Repeat each entry as written and leave the images out of the copy.

### SUPPLIED ENTRIES
================================

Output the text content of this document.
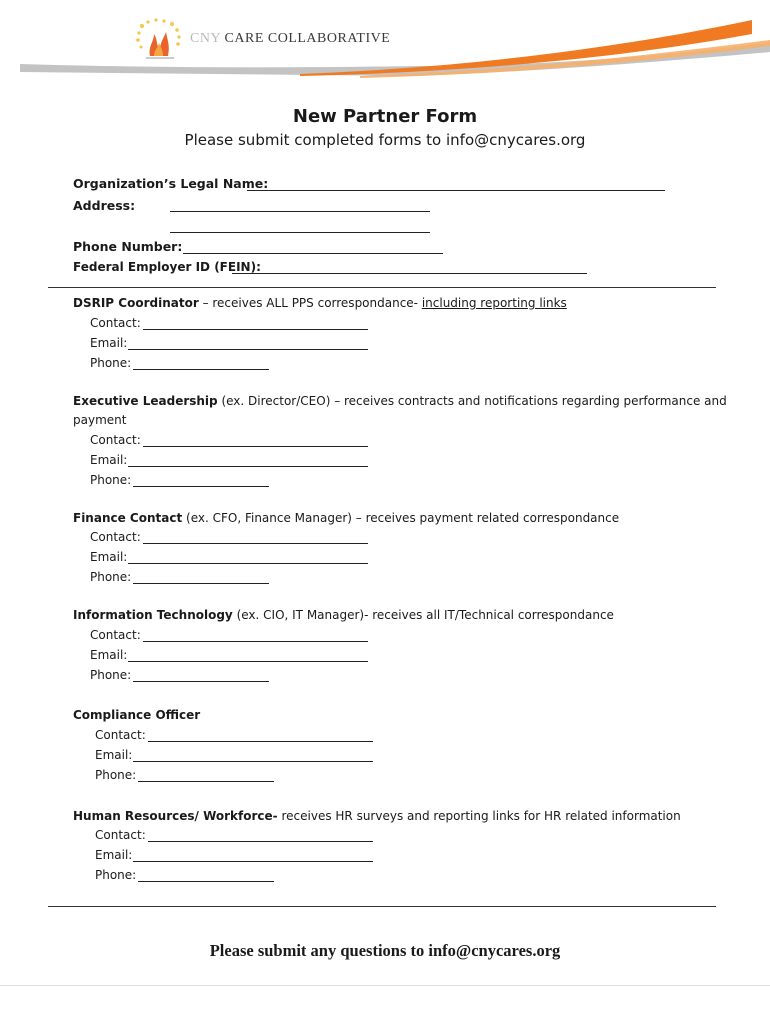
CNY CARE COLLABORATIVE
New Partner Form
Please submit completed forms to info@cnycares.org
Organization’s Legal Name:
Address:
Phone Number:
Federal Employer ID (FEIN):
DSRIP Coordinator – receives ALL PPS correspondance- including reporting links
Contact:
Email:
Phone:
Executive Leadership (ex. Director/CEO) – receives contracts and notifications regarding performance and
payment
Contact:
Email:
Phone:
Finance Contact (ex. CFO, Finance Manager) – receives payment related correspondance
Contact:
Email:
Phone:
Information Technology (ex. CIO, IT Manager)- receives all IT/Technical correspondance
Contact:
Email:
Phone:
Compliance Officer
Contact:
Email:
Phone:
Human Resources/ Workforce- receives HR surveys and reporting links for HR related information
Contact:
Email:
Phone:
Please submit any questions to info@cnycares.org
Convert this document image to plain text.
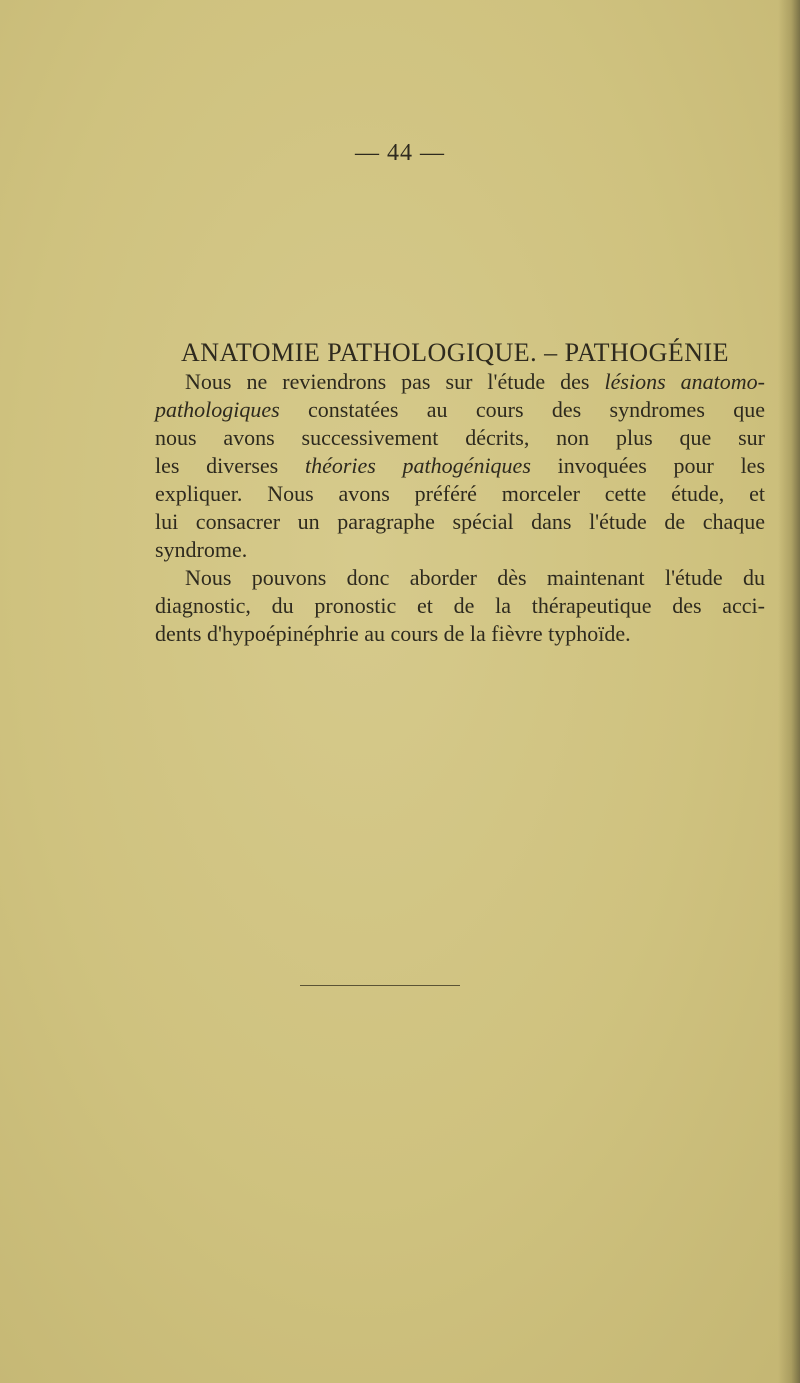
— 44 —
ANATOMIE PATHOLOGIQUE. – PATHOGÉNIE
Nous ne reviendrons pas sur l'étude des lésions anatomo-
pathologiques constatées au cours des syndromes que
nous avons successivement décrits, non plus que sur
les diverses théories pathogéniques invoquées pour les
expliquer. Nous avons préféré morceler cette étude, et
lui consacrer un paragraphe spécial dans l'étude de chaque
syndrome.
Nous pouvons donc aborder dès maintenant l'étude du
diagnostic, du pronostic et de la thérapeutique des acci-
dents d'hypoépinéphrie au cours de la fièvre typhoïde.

================================

### TASK RESULT
Output the text content of this document.
CNY CARE COLLABORATIVE
New Partner Form
Please submit completed forms to info@cnycares.org
Organization’s Legal Name:
Address:
Phone Number:
Federal Employer ID (FEIN):
DSRIP Coordinator – receives ALL PPS correspondance- including reporting links
Contact:
Email:
Phone:
Executive Leadership (ex. Director/CEO) – receives contracts and notifications regarding performance and
payment
Contact:
Email:
Phone:
Finance Contact (ex. CFO, Finance Manager) – receives payment related correspondance
Contact:
Email:
Phone:
Information Technology (ex. CIO, IT Manager)- receives all IT/Technical correspondance
Contact:
Email:
Phone:
Compliance Officer
Contact:
Email:
Phone:
Human Resources/ Workforce- receives HR surveys and reporting links for HR related information
Contact:
Email:
Phone:
Please submit any questions to info@cnycares.org
Convert this document image to plain text.
— 44 —
ANATOMIE PATHOLOGIQUE. – PATHOGÉNIE
Nous ne reviendrons pas sur l'étude des lésions anatomo-
pathologiques constatées au cours des syndromes que
nous avons successivement décrits, non plus que sur
les diverses théories pathogéniques invoquées pour les
expliquer. Nous avons préféré morceler cette étude, et
lui consacrer un paragraphe spécial dans l'étude de chaque
syndrome.
Nous pouvons donc aborder dès maintenant l'étude du
diagnostic, du pronostic et de la thérapeutique des acci-
dents d'hypoépinéphrie au cours de la fièvre typhoïde.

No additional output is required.